Given request. Set every record down verbatim and omit the pictures.

++++ Data in this exercise

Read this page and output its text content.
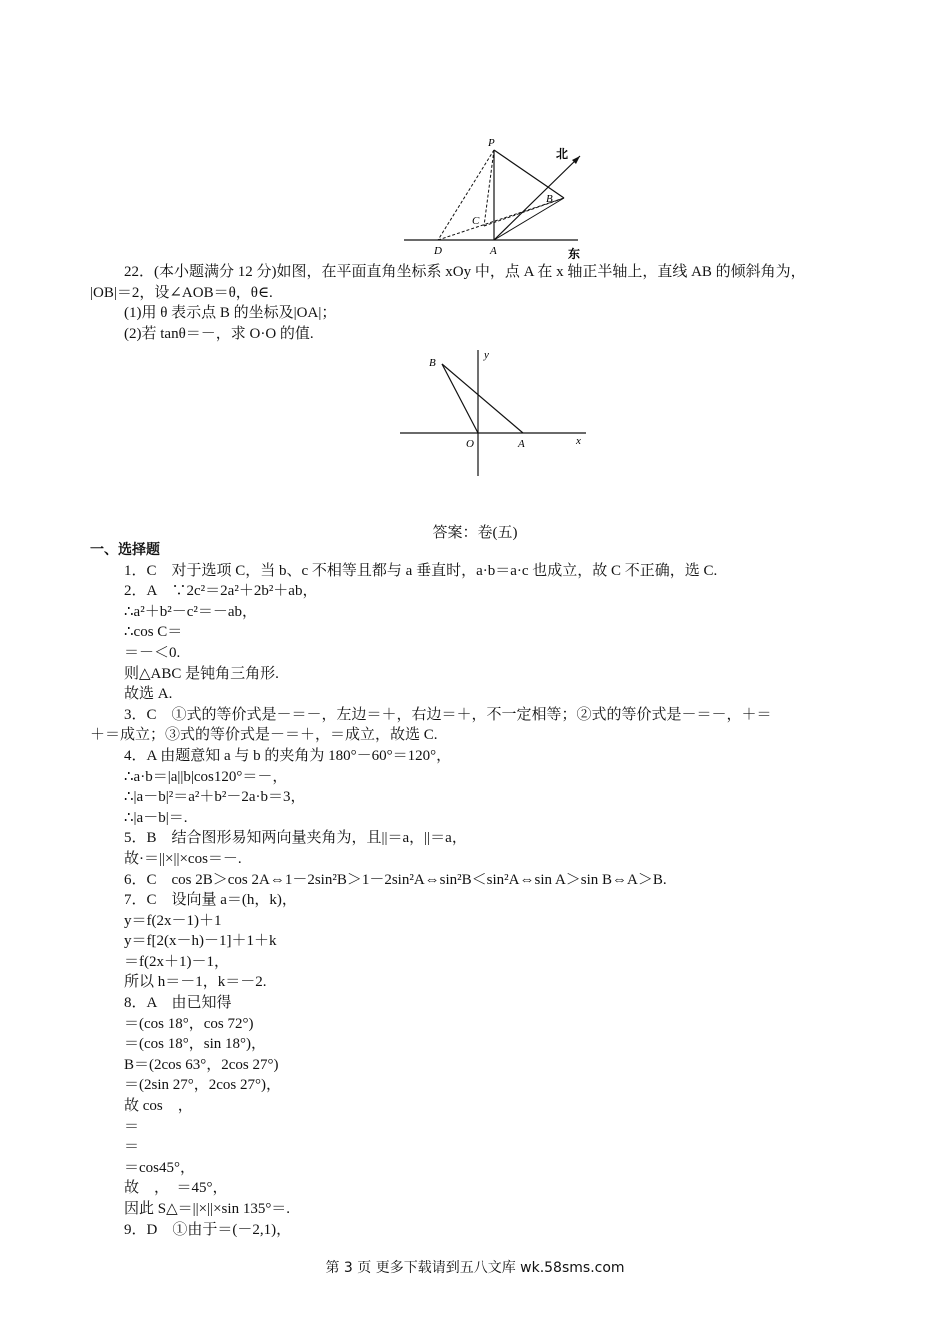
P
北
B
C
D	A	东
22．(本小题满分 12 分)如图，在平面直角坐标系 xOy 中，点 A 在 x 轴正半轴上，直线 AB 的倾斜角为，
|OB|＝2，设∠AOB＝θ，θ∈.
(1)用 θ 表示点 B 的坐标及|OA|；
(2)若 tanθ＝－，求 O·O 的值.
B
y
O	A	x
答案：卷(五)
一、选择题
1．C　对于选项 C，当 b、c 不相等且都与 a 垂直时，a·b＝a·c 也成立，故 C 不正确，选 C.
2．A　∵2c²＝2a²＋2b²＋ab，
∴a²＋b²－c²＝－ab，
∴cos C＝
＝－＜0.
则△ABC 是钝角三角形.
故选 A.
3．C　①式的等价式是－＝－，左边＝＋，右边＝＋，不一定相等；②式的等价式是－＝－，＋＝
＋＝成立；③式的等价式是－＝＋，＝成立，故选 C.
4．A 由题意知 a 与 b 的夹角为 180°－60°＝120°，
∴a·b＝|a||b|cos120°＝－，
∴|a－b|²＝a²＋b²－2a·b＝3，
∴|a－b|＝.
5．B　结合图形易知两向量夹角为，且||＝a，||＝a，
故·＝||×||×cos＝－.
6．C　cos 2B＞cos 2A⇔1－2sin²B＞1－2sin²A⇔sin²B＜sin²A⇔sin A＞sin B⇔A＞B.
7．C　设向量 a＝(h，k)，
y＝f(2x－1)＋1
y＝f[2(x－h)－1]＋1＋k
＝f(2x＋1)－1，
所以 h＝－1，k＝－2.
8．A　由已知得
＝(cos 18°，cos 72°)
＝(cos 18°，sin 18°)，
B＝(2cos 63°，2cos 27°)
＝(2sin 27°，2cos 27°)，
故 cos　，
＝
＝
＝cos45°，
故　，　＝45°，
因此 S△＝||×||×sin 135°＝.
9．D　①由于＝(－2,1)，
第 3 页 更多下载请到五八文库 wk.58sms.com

++++++++

Result for this exercise.
Read this page and output its text content.
P
北
B
C
D	A	东
22．(本小题满分 12 分)如图，在平面直角坐标系 xOy 中，点 A 在 x 轴正半轴上，直线 AB 的倾斜角为，
|OB|＝2，设∠AOB＝θ，θ∈.
(1)用 θ 表示点 B 的坐标及|OA|；
(2)若 tanθ＝－，求 O·O 的值.
B
y
O	A	x
答案：卷(五)
一、选择题
1．C　对于选项 C，当 b、c 不相等且都与 a 垂直时，a·b＝a·c 也成立，故 C 不正确，选 C.
2．A　∵2c²＝2a²＋2b²＋ab，
∴a²＋b²－c²＝－ab，
∴cos C＝
＝－＜0.
则△ABC 是钝角三角形.
故选 A.
3．C　①式的等价式是－＝－，左边＝＋，右边＝＋，不一定相等；②式的等价式是－＝－，＋＝
＋＝成立；③式的等价式是－＝＋，＝成立，故选 C.
4．A 由题意知 a 与 b 的夹角为 180°－60°＝120°，
∴a·b＝|a||b|cos120°＝－，
∴|a－b|²＝a²＋b²－2a·b＝3，
∴|a－b|＝.
5．B　结合图形易知两向量夹角为，且||＝a，||＝a，
故·＝||×||×cos＝－.
6．C　cos 2B＞cos 2A⇔1－2sin²B＞1－2sin²A⇔sin²B＜sin²A⇔sin A＞sin B⇔A＞B.
7．C　设向量 a＝(h，k)，
y＝f(2x－1)＋1
y＝f[2(x－h)－1]＋1＋k
＝f(2x＋1)－1，
所以 h＝－1，k＝－2.
8．A　由已知得
＝(cos 18°，cos 72°)
＝(cos 18°，sin 18°)，
B＝(2cos 63°，2cos 27°)
＝(2sin 27°，2cos 27°)，
故 cos　，
＝
＝
＝cos45°，
故　，　＝45°，
因此 S△＝||×||×sin 135°＝.
9．D　①由于＝(－2,1)，
第 3 页 更多下载请到五八文库 wk.58sms.com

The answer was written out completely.